Reproduce all of the items below character for character, leaving out the pictures.

● The data
>>>>
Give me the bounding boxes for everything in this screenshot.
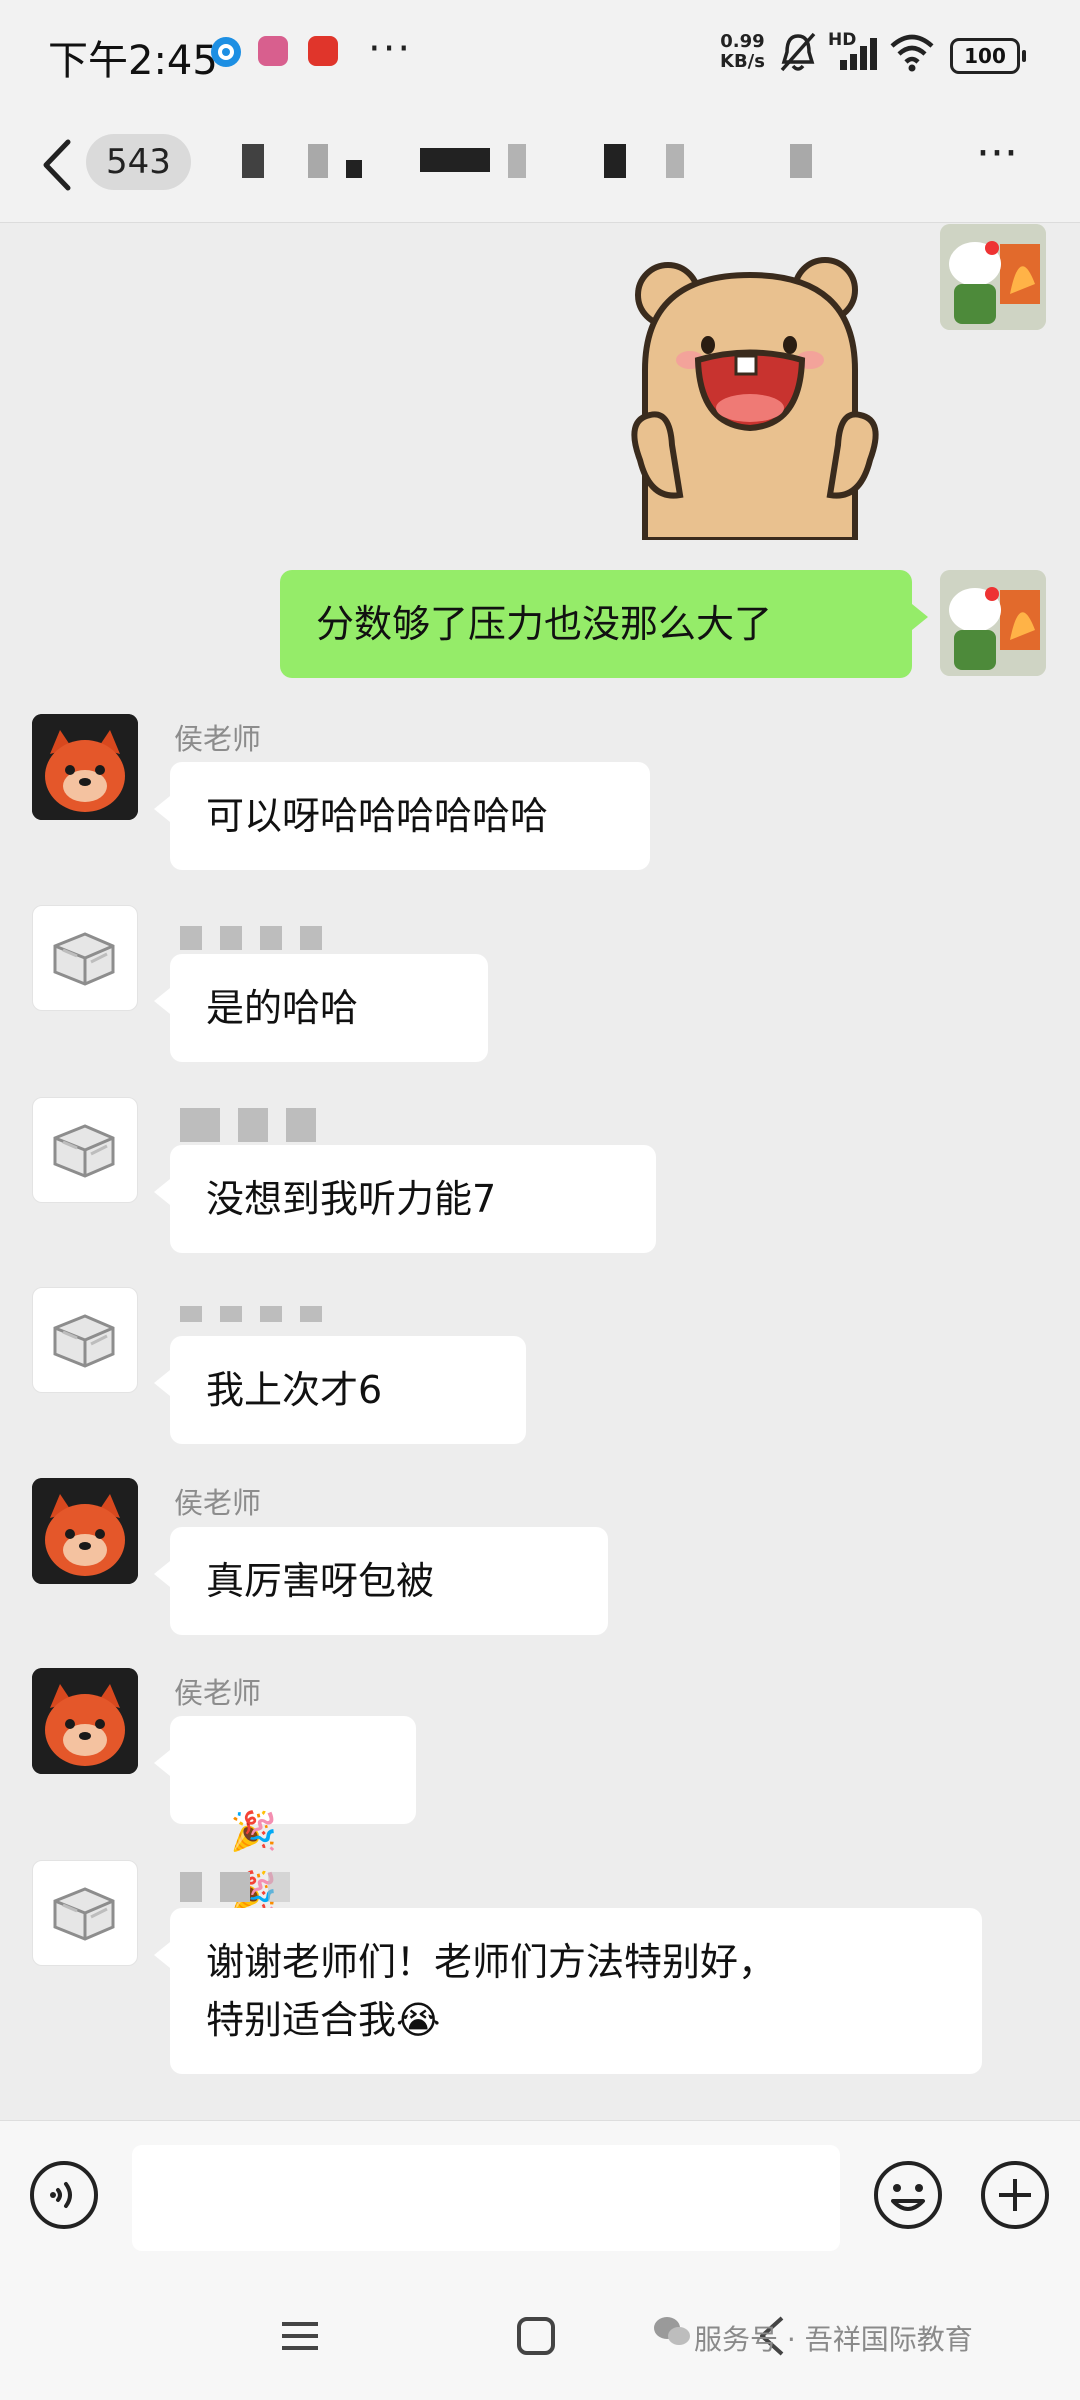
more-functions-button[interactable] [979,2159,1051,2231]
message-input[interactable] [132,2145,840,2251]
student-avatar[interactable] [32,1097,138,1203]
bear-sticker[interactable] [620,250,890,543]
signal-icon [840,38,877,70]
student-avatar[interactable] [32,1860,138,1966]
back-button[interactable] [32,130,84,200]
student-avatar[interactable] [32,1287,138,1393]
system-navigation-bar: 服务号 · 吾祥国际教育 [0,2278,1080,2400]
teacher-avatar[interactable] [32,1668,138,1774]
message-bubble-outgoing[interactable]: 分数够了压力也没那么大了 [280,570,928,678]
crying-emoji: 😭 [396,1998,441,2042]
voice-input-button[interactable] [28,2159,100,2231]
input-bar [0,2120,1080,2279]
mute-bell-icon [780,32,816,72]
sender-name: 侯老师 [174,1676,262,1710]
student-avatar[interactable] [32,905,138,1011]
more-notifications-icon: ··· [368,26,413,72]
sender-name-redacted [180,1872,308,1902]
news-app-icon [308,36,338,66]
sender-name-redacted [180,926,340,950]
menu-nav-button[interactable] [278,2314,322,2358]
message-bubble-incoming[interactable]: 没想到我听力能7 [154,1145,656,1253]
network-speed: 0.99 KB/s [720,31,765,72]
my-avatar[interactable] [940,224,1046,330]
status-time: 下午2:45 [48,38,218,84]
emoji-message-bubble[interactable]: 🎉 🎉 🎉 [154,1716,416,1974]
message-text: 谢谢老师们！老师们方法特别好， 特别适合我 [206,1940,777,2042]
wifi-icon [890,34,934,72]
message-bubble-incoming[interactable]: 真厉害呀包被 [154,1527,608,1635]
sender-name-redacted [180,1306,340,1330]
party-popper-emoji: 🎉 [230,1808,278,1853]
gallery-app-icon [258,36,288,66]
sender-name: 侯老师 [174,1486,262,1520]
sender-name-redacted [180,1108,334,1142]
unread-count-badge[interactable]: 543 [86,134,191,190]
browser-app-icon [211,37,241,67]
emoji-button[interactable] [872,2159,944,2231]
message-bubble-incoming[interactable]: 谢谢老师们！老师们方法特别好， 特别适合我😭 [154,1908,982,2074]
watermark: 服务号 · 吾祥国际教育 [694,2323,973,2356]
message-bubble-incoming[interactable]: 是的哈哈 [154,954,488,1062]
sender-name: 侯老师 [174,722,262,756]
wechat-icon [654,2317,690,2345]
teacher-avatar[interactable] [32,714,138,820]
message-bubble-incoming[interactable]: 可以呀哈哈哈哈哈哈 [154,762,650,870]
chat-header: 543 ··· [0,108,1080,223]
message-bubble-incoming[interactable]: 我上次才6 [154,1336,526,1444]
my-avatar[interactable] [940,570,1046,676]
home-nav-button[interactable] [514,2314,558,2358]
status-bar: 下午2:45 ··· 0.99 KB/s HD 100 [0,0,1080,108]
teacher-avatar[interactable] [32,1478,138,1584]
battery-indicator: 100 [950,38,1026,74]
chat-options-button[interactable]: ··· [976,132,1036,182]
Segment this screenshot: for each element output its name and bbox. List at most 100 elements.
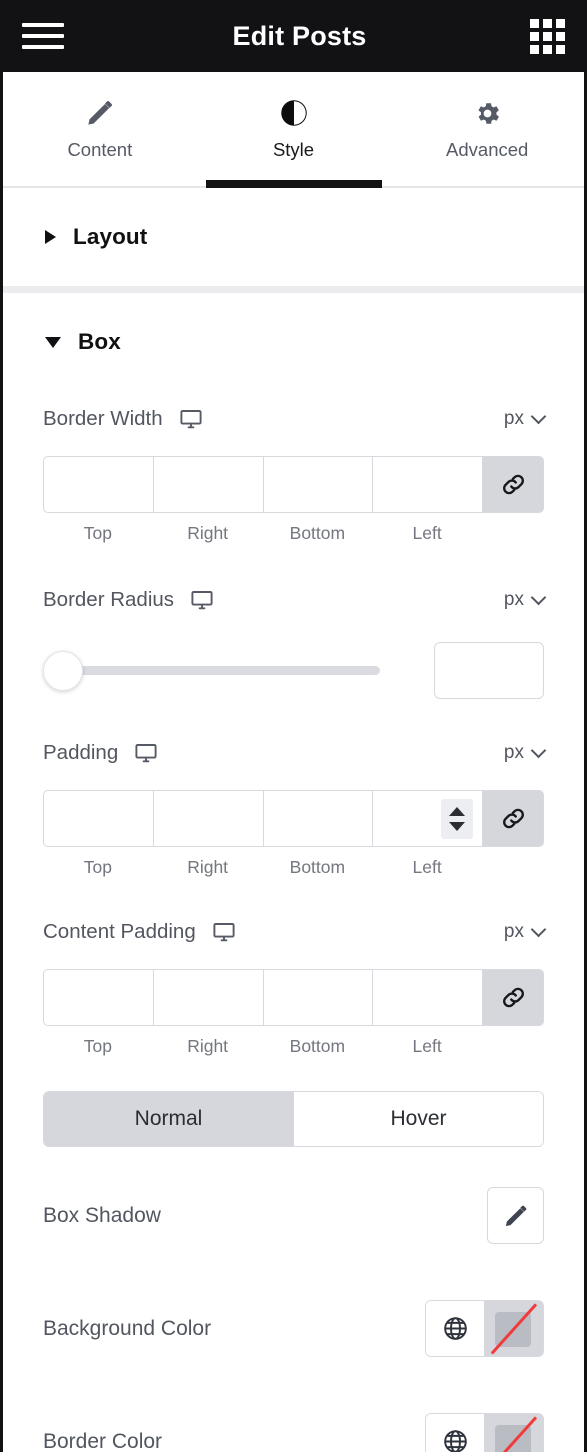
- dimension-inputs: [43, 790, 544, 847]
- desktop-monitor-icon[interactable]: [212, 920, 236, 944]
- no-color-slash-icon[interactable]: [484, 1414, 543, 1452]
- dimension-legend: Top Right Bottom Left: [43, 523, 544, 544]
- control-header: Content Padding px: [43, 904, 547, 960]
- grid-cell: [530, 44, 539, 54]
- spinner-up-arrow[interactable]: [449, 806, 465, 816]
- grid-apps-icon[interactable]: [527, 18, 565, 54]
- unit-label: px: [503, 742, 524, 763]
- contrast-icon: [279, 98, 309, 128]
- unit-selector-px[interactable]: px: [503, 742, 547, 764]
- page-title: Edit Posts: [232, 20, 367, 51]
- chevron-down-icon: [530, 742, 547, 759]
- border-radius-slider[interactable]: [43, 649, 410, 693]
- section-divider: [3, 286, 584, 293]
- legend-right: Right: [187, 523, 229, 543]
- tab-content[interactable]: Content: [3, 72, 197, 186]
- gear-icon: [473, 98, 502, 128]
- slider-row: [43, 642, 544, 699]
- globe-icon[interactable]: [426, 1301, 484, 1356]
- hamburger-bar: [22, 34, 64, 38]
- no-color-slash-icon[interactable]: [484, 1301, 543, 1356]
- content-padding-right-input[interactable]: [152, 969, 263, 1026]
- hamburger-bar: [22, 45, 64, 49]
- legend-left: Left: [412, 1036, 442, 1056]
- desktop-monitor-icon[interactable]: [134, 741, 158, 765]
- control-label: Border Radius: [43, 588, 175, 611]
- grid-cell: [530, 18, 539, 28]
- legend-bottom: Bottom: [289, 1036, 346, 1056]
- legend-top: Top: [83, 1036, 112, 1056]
<<<<
● Solution for this task
Give me the bounding boxes for everything in this screenshot.
more-functions-button[interactable] [979,2159,1051,2231]
message-input[interactable] [132,2145,840,2251]
student-avatar[interactable] [32,1097,138,1203]
bear-sticker[interactable] [620,250,890,543]
signal-icon [840,38,877,70]
student-avatar[interactable] [32,1860,138,1966]
back-button[interactable] [32,130,84,200]
student-avatar[interactable] [32,1287,138,1393]
system-navigation-bar: 服务号 · 吾祥国际教育 [0,2278,1080,2400]
teacher-avatar[interactable] [32,1668,138,1774]
message-bubble-outgoing[interactable]: 分数够了压力也没那么大了 [280,570,928,678]
crying-emoji: 😭 [396,1998,441,2042]
voice-input-button[interactable] [28,2159,100,2231]
input-bar [0,2120,1080,2279]
mute-bell-icon [780,32,816,72]
sender-name: 侯老师 [174,1676,262,1710]
student-avatar[interactable] [32,905,138,1011]
more-notifications-icon: ··· [368,26,413,72]
sender-name-redacted [180,1872,308,1902]
news-app-icon [308,36,338,66]
sender-name-redacted [180,926,340,950]
menu-nav-button[interactable] [278,2314,322,2358]
message-bubble-incoming[interactable]: 没想到我听力能7 [154,1145,656,1253]
network-speed: 0.99 KB/s [720,31,765,72]
my-avatar[interactable] [940,224,1046,330]
status-time: 下午2:45 [48,38,218,84]
emoji-message-bubble[interactable]: 🎉 🎉 🎉 [154,1716,416,1974]
message-text: 谢谢老师们！老师们方法特别好， 特别适合我 [206,1940,777,2042]
wifi-icon [890,34,934,72]
message-bubble-incoming[interactable]: 真厉害呀包被 [154,1527,608,1635]
sender-name-redacted [180,1306,340,1330]
party-popper-emoji: 🎉 [230,1808,278,1853]
gallery-app-icon [258,36,288,66]
sender-name: 侯老师 [174,1486,262,1520]
sender-name-redacted [180,1108,334,1142]
unread-count-badge[interactable]: 543 [86,134,191,190]
browser-app-icon [211,37,241,67]
emoji-button[interactable] [872,2159,944,2231]
message-bubble-incoming[interactable]: 谢谢老师们！老师们方法特别好， 特别适合我😭 [154,1908,982,2074]
watermark: 服务号 · 吾祥国际教育 [694,2323,973,2356]
message-bubble-incoming[interactable]: 是的哈哈 [154,954,488,1062]
sender-name: 侯老师 [174,722,262,756]
wechat-icon [654,2317,690,2345]
teacher-avatar[interactable] [32,714,138,820]
message-bubble-incoming[interactable]: 可以呀哈哈哈哈哈哈 [154,762,650,870]
chat-header: 543 ··· [0,108,1080,223]
message-bubble-incoming[interactable]: 我上次才6 [154,1336,526,1444]
my-avatar[interactable] [940,570,1046,676]
home-nav-button[interactable] [514,2314,558,2358]
status-bar: 下午2:45 ··· 0.99 KB/s HD 100 [0,0,1080,108]
teacher-avatar[interactable] [32,1478,138,1584]
battery-indicator: 100 [950,38,1026,74]
chat-options-button[interactable]: ··· [976,132,1036,182]
Segment this screenshot: for each element output its name and bbox. List at most 100 elements.
- dimension-inputs: [43, 790, 544, 847]
- desktop-monitor-icon[interactable]: [212, 920, 236, 944]
- no-color-slash-icon[interactable]: [484, 1414, 543, 1452]
- dimension-legend: Top Right Bottom Left: [43, 523, 544, 544]
- control-header: Content Padding px: [43, 904, 547, 960]
- grid-cell: [530, 44, 539, 54]
- spinner-up-arrow[interactable]: [449, 806, 465, 816]
- grid-apps-icon[interactable]: [527, 18, 565, 54]
- unit-label: px: [503, 742, 524, 763]
- contrast-icon: [279, 98, 309, 128]
- unit-selector-px[interactable]: px: [503, 742, 547, 764]
- page-title: Edit Posts: [232, 20, 367, 51]
- chevron-down-icon: [530, 742, 547, 759]
- border-radius-slider[interactable]: [43, 649, 410, 693]
- section-divider: [3, 286, 584, 293]
- legend-right: Right: [187, 523, 229, 543]
- tab-content[interactable]: Content: [3, 72, 197, 186]
- gear-icon: [473, 98, 502, 128]
- slider-row: [43, 642, 544, 699]
- globe-icon[interactable]: [426, 1301, 484, 1356]
- hamburger-bar: [22, 34, 64, 38]
- no-color-slash-icon[interactable]: [484, 1301, 543, 1356]
- content-padding-right-input[interactable]: [152, 969, 263, 1026]
- hamburger-bar: [22, 45, 64, 49]
- legend-left: Left: [412, 1036, 442, 1056]
- desktop-monitor-icon[interactable]: [134, 741, 158, 765]
- control-label: Border Radius: [43, 588, 175, 611]
- grid-cell: [530, 18, 539, 28]
- legend-bottom: Bottom: [289, 1036, 346, 1056]
- legend-top: Top: [83, 1036, 112, 1056]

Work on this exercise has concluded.